◆ Collection entries ◆
____________________

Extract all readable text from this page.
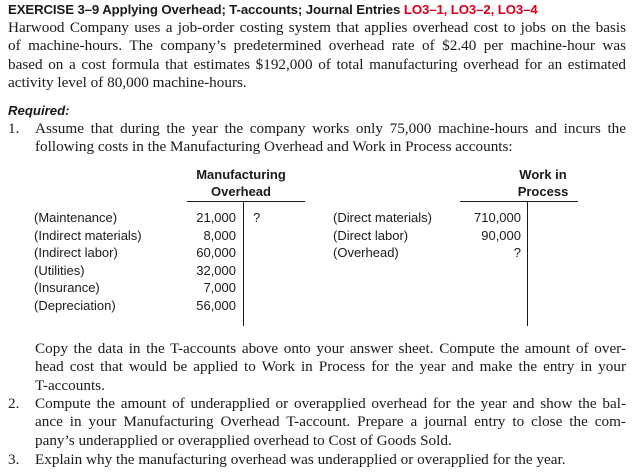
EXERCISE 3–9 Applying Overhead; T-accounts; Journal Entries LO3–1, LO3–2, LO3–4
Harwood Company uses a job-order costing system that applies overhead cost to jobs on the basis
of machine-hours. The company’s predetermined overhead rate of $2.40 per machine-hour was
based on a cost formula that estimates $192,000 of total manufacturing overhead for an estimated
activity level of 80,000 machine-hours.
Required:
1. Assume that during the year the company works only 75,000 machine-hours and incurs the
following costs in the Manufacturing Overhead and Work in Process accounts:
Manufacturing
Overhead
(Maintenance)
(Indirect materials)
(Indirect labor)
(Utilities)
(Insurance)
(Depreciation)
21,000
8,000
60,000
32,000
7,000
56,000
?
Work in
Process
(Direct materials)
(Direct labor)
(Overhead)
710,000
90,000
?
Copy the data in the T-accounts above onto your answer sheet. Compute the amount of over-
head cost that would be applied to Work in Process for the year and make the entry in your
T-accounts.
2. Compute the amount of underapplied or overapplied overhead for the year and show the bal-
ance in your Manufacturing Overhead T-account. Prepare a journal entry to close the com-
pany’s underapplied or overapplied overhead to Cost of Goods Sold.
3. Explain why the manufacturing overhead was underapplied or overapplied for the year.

____________________

◆ Exercise aim ◆
Return every line of the records exactly as given, pictures excluded.

◆ Output below ◆
Extract all readable text from this page.
EXERCISE 3–9 Applying Overhead; T-accounts; Journal Entries LO3–1, LO3–2, LO3–4
Harwood Company uses a job-order costing system that applies overhead cost to jobs on the basis
of machine-hours. The company’s predetermined overhead rate of $2.40 per machine-hour was
based on a cost formula that estimates $192,000 of total manufacturing overhead for an estimated
activity level of 80,000 machine-hours.
Required:
1. Assume that during the year the company works only 75,000 machine-hours and incurs the
following costs in the Manufacturing Overhead and Work in Process accounts:
Manufacturing
Overhead
(Maintenance)
(Indirect materials)
(Indirect labor)
(Utilities)
(Insurance)
(Depreciation)
21,000
8,000
60,000
32,000
7,000
56,000
?
Work in
Process
(Direct materials)
(Direct labor)
(Overhead)
710,000
90,000
?
Copy the data in the T-accounts above onto your answer sheet. Compute the amount of over-
head cost that would be applied to Work in Process for the year and make the entry in your
T-accounts.
2. Compute the amount of underapplied or overapplied overhead for the year and show the bal-
ance in your Manufacturing Overhead T-account. Prepare a journal entry to close the com-
pany’s underapplied or overapplied overhead to Cost of Goods Sold.
3. Explain why the manufacturing overhead was underapplied or overapplied for the year.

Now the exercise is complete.